** start of STORED DATA **
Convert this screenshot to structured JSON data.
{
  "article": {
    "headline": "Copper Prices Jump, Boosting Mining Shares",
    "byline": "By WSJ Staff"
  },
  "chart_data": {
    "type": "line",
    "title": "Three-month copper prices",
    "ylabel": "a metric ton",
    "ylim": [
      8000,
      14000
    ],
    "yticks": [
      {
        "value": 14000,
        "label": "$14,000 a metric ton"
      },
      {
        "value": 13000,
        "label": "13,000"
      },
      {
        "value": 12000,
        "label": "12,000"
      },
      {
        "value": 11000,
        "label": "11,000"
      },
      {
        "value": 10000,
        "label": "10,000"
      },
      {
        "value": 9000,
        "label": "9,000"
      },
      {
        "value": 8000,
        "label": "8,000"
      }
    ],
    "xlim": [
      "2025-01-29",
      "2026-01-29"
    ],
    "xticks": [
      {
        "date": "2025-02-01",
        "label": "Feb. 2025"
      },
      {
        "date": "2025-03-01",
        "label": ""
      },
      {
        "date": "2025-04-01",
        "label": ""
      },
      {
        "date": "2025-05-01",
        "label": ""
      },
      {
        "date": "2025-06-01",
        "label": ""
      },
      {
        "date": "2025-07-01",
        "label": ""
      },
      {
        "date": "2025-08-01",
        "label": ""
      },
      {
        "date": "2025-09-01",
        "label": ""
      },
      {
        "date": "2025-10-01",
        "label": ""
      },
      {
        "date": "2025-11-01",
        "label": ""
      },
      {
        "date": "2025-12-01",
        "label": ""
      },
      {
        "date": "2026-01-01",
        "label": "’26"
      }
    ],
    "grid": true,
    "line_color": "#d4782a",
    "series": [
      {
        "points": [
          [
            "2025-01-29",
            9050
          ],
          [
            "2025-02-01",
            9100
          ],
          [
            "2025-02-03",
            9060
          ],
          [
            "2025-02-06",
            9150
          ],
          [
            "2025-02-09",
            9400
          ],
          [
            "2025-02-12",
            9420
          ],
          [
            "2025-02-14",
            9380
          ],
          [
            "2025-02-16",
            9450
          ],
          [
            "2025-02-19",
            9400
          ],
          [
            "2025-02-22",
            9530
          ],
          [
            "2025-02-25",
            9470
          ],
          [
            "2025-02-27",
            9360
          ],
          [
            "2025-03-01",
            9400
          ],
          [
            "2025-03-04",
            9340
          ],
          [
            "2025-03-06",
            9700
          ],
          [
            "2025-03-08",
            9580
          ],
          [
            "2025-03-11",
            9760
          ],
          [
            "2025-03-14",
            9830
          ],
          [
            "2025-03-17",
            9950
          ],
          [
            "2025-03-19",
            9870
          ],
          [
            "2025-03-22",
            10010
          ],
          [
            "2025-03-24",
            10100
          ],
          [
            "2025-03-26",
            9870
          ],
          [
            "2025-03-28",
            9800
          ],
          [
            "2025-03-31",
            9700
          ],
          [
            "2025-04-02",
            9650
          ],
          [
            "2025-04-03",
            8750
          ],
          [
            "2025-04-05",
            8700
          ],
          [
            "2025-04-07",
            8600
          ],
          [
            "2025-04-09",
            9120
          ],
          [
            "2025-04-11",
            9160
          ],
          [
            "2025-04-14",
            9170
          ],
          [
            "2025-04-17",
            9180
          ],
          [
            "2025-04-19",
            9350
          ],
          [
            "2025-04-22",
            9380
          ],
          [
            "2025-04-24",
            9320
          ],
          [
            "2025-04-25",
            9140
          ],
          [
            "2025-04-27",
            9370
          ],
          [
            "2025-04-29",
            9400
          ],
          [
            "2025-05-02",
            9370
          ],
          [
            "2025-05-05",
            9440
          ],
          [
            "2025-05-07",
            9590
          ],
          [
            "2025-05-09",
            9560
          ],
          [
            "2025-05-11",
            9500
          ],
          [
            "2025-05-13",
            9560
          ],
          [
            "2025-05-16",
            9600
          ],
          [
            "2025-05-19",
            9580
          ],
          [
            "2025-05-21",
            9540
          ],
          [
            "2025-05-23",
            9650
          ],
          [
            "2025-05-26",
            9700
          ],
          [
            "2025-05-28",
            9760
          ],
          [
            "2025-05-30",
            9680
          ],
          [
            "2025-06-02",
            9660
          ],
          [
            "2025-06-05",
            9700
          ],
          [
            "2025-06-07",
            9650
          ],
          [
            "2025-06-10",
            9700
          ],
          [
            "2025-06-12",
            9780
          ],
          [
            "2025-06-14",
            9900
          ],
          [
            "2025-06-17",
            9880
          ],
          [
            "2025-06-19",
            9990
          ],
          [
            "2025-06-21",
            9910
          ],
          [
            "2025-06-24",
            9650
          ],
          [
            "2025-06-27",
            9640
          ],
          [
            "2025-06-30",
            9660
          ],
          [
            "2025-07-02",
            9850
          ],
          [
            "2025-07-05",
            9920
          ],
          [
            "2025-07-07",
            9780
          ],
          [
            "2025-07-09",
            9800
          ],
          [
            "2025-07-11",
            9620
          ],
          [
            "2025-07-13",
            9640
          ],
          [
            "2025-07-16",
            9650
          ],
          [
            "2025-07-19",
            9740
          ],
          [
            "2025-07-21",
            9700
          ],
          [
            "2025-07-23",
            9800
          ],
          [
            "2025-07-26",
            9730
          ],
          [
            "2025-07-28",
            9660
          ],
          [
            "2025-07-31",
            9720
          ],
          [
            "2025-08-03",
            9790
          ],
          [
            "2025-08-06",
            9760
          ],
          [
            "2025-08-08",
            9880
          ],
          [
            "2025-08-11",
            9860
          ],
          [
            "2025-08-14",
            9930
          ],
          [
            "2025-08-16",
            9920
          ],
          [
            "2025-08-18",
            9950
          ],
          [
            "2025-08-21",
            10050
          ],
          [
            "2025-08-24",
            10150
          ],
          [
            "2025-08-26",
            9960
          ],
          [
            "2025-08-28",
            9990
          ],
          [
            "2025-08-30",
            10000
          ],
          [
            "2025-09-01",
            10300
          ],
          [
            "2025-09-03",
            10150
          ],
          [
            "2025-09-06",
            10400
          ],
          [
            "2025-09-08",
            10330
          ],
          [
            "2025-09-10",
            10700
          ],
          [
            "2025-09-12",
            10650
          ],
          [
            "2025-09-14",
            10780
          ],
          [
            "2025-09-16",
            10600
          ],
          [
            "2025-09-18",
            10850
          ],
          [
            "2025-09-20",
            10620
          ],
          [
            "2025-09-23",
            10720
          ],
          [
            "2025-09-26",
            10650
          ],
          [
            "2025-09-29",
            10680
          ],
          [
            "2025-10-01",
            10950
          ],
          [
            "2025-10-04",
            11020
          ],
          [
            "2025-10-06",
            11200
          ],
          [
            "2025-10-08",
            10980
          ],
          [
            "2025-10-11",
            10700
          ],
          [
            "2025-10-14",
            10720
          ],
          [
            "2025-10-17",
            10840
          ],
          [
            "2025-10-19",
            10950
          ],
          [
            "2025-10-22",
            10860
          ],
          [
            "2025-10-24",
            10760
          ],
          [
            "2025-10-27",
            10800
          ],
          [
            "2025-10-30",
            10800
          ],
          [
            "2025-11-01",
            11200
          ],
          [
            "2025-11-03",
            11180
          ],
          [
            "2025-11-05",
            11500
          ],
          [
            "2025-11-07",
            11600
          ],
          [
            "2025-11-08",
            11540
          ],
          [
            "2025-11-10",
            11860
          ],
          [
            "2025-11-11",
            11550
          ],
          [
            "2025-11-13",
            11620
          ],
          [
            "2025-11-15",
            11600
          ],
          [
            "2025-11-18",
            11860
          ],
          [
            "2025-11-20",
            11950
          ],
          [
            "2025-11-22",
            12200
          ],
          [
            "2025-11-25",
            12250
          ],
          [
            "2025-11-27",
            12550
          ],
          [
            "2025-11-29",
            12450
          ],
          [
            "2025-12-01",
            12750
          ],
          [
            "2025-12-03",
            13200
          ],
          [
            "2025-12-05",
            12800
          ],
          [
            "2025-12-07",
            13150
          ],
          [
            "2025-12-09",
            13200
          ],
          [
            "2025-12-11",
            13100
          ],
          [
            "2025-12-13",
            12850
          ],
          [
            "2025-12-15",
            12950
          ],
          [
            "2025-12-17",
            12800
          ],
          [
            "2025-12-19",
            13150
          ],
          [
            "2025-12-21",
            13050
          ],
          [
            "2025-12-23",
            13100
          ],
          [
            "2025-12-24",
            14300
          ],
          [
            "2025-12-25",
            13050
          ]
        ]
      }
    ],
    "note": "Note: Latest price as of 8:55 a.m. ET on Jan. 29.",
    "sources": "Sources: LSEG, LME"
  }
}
** end of STORED DATA **
-- REQUIRED WORK --
Return only the count of lines in the records that hold the word "metric".

-- CORRECT RESPONSE --
2